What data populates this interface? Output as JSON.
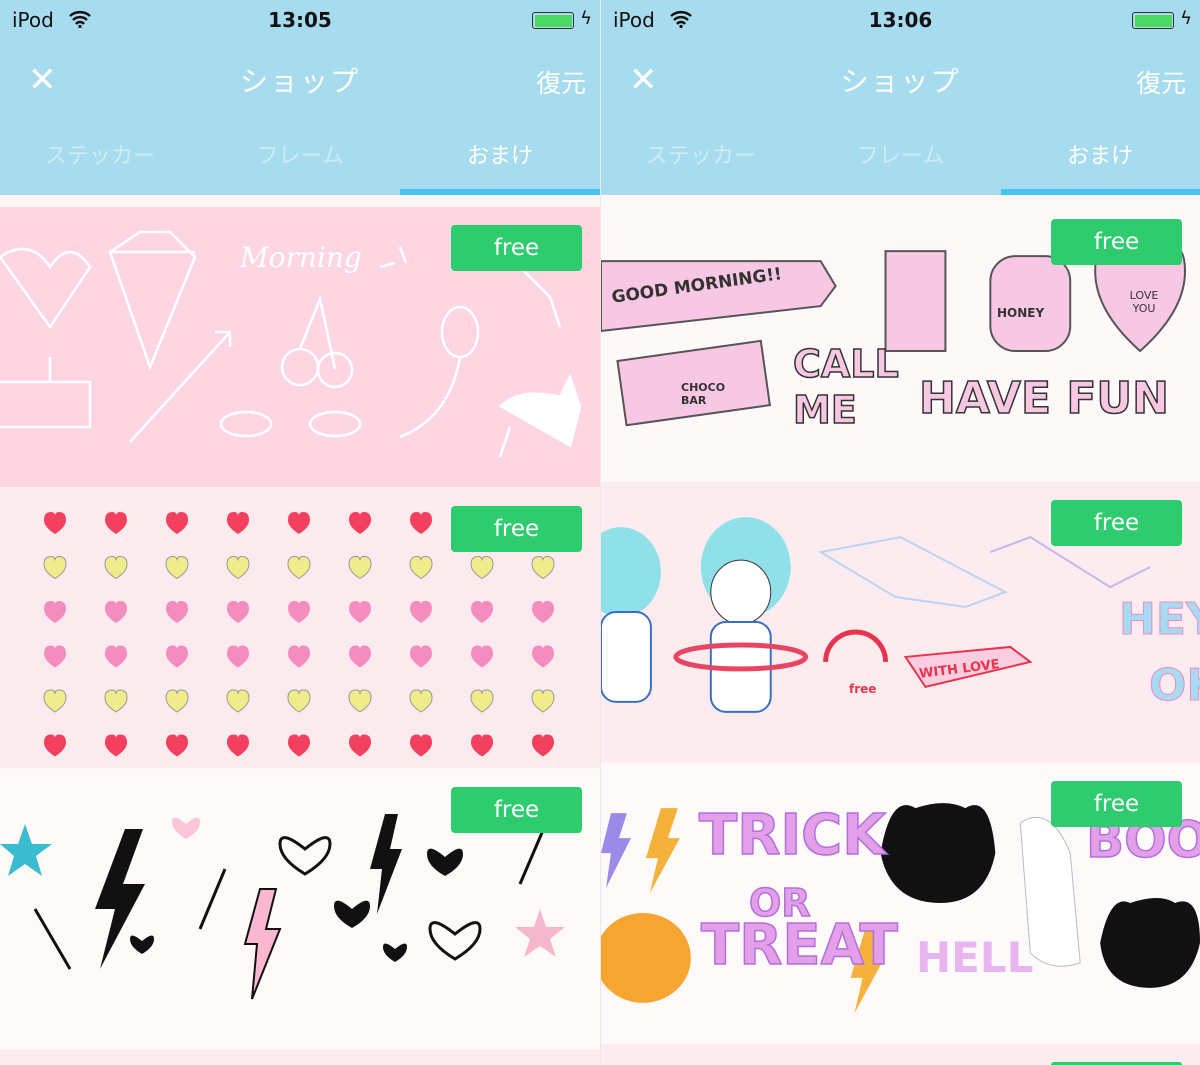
{
  "screens": [
    {
      "status": {
        "carrier": "iPod",
        "time": "13:05",
        "battery_level": 1.0
      },
      "nav": {
        "close_icon": "close-icon",
        "title": "ショップ",
        "restore": "復元"
      },
      "tabs": [
        {
          "label": "ステッカー",
          "active": false
        },
        {
          "label": "フレーム",
          "active": false
        },
        {
          "label": "おまけ",
          "active": true
        }
      ],
      "banners": [
        {
          "badge": "free",
          "bg": "#fdd6e1",
          "art_text": "Morning"
        },
        {
          "badge": "free",
          "bg": "#fcebee"
        },
        {
          "badge": "free",
          "bg": "#fefaf8"
        }
      ]
    },
    {
      "status": {
        "carrier": "iPod",
        "time": "13:06",
        "battery_level": 1.0
      },
      "nav": {
        "close_icon": "close-icon",
        "title": "ショップ",
        "restore": "復元"
      },
      "tabs": [
        {
          "label": "ステッカー",
          "active": false
        },
        {
          "label": "フレーム",
          "active": false
        },
        {
          "label": "おまけ",
          "active": true
        }
      ],
      "banners": [
        {
          "badge": "free",
          "bg": "#fdf9f8",
          "art_text": [
            "GOOD MORNING!!",
            "CALL ME",
            "HAVE FUN",
            "HONEY",
            "CHOCO BAR",
            "LOVE YOU"
          ]
        },
        {
          "badge": "free",
          "bg": "#fcecef",
          "art_text": [
            "WITH LOVE",
            "HEY",
            "OK",
            "free"
          ]
        },
        {
          "badge": "free",
          "bg": "#fefaf9",
          "art_text": [
            "TRICK",
            "OR",
            "TREAT",
            "HELL",
            "BOO!"
          ]
        }
      ]
    }
  ],
  "colors": {
    "header": "#a7dcef",
    "indicator": "#47c4ef",
    "free_badge": "#2fcc6f"
  },
  "heart_rows": [
    "#f2405e",
    "#f0ec8c",
    "#f58cbf",
    "#f58cbf",
    "#f0ec8c",
    "#f2405e"
  ]
}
+ + + +
> _THE REQUEST_
Repeat the data above exactly, but not the pictures.

> _SOLUTION BELOW_
What data populates this interface? Output as JSON.
{
  "screens": [
    {
      "status": {
        "carrier": "iPod",
        "time": "13:05",
        "battery_level": 1.0
      },
      "nav": {
        "close_icon": "close-icon",
        "title": "ショップ",
        "restore": "復元"
      },
      "tabs": [
        {
          "label": "ステッカー",
          "active": false
        },
        {
          "label": "フレーム",
          "active": false
        },
        {
          "label": "おまけ",
          "active": true
        }
      ],
      "banners": [
        {
          "badge": "free",
          "bg": "#fdd6e1",
          "art_text": "Morning"
        },
        {
          "badge": "free",
          "bg": "#fcebee"
        },
        {
          "badge": "free",
          "bg": "#fefaf8"
        }
      ]
    },
    {
      "status": {
        "carrier": "iPod",
        "time": "13:06",
        "battery_level": 1.0
      },
      "nav": {
        "close_icon": "close-icon",
        "title": "ショップ",
        "restore": "復元"
      },
      "tabs": [
        {
          "label": "ステッカー",
          "active": false
        },
        {
          "label": "フレーム",
          "active": false
        },
        {
          "label": "おまけ",
          "active": true
        }
      ],
      "banners": [
        {
          "badge": "free",
          "bg": "#fdf9f8",
          "art_text": [
            "GOOD MORNING!!",
            "CALL ME",
            "HAVE FUN",
            "HONEY",
            "CHOCO BAR",
            "LOVE YOU"
          ]
        },
        {
          "badge": "free",
          "bg": "#fcecef",
          "art_text": [
            "WITH LOVE",
            "HEY",
            "OK",
            "free"
          ]
        },
        {
          "badge": "free",
          "bg": "#fefaf9",
          "art_text": [
            "TRICK",
            "OR",
            "TREAT",
            "HELL",
            "BOO!"
          ]
        }
      ]
    }
  ],
  "colors": {
    "header": "#a7dcef",
    "indicator": "#47c4ef",
    "free_badge": "#2fcc6f"
  },
  "heart_rows": [
    "#f2405e",
    "#f0ec8c",
    "#f58cbf",
    "#f58cbf",
    "#f0ec8c",
    "#f2405e"
  ]
}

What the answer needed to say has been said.